AIM
Report the count of lines that carry the string "Bucket", and add nothing.

======== RECORDED INFORMATION

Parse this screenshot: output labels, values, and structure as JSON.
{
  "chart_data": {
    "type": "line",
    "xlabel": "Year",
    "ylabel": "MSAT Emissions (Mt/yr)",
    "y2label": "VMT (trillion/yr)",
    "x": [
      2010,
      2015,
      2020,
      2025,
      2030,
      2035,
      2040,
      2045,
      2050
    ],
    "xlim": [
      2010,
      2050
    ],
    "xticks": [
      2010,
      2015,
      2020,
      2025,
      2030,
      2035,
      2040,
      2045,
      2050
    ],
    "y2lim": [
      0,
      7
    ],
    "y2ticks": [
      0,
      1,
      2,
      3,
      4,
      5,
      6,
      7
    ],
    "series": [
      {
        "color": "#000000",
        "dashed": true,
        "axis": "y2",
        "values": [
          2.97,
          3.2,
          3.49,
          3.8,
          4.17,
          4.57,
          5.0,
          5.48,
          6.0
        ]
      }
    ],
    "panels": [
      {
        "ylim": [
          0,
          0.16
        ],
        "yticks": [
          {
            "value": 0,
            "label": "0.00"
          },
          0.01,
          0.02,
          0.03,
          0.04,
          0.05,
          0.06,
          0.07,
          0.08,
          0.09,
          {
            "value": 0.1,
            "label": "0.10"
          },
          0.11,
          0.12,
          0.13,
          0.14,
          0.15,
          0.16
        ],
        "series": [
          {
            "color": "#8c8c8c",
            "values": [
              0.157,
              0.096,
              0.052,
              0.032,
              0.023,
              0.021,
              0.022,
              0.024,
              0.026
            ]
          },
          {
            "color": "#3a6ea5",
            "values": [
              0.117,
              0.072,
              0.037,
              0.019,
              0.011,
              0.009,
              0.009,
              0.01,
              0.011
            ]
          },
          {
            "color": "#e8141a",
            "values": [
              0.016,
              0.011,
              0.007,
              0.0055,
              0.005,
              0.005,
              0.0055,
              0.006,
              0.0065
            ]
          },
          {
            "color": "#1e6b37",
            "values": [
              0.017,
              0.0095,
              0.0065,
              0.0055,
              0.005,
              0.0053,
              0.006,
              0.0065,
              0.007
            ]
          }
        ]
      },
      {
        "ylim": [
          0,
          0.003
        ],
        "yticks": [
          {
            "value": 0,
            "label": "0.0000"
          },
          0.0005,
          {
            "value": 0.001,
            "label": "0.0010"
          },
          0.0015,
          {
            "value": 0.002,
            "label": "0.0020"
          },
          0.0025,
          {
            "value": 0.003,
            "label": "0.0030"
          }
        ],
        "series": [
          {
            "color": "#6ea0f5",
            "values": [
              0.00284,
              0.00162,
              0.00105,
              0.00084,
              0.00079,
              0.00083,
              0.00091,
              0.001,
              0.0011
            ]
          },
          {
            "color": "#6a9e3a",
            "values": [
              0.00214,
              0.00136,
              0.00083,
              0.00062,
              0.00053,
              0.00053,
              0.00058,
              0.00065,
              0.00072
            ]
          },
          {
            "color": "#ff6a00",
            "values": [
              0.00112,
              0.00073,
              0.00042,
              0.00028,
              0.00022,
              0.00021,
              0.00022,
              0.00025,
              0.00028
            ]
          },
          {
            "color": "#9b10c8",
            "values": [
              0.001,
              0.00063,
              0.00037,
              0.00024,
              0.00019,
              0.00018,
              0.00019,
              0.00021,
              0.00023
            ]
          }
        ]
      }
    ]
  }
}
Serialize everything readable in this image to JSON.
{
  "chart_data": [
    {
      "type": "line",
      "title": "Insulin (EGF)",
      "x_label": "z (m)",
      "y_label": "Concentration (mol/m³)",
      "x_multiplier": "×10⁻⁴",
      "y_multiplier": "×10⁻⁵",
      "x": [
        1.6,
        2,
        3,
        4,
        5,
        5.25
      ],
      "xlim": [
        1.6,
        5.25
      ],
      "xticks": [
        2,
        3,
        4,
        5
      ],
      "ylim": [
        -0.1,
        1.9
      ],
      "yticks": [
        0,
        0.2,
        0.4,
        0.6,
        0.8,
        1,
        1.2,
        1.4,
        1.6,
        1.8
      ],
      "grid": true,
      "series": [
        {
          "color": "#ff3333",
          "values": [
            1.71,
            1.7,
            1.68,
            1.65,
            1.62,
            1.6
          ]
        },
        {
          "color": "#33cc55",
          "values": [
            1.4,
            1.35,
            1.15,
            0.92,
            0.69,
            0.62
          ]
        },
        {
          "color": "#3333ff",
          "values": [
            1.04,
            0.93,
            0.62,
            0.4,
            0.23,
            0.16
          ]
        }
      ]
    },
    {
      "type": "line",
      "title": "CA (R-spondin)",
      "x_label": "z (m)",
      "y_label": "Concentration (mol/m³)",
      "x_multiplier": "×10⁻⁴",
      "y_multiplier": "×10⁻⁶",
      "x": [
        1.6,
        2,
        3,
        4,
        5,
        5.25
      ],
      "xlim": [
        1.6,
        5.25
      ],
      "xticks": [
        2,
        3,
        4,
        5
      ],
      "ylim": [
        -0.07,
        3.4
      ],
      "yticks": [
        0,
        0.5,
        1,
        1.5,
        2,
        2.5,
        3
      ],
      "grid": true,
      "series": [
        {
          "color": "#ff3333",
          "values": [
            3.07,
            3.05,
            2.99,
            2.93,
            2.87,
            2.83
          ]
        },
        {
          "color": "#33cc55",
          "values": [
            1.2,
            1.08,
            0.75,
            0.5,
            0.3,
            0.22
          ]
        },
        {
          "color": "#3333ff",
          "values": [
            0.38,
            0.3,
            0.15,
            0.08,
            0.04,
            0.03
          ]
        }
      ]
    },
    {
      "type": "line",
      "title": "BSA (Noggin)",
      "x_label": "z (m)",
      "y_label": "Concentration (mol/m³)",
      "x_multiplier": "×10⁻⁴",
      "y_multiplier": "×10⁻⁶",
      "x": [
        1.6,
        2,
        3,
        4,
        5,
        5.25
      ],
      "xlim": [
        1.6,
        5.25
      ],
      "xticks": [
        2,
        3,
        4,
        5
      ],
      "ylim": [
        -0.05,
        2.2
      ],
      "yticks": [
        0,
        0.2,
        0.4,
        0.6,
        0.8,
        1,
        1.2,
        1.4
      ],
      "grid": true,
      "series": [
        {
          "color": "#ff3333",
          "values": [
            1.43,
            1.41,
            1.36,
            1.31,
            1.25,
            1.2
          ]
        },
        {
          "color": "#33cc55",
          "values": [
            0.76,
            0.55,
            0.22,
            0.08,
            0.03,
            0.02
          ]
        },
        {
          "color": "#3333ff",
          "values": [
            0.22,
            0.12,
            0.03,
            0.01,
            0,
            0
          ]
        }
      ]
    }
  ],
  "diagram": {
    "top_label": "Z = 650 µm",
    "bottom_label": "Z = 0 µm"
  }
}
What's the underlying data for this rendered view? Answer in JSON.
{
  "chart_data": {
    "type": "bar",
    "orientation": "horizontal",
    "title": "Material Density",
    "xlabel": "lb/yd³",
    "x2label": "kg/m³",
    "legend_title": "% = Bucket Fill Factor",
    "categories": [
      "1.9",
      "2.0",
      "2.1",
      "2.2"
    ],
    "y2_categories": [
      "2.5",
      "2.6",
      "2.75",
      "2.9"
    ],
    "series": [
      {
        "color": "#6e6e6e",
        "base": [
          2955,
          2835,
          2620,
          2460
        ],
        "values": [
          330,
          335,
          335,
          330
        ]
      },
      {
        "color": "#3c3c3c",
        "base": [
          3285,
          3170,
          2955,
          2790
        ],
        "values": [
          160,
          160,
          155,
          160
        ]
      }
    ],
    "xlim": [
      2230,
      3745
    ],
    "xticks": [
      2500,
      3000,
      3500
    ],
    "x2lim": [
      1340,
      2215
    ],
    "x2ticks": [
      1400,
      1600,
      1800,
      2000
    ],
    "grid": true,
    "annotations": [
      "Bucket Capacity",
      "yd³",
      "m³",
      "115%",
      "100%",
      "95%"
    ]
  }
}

================

COMPLETED TASK
2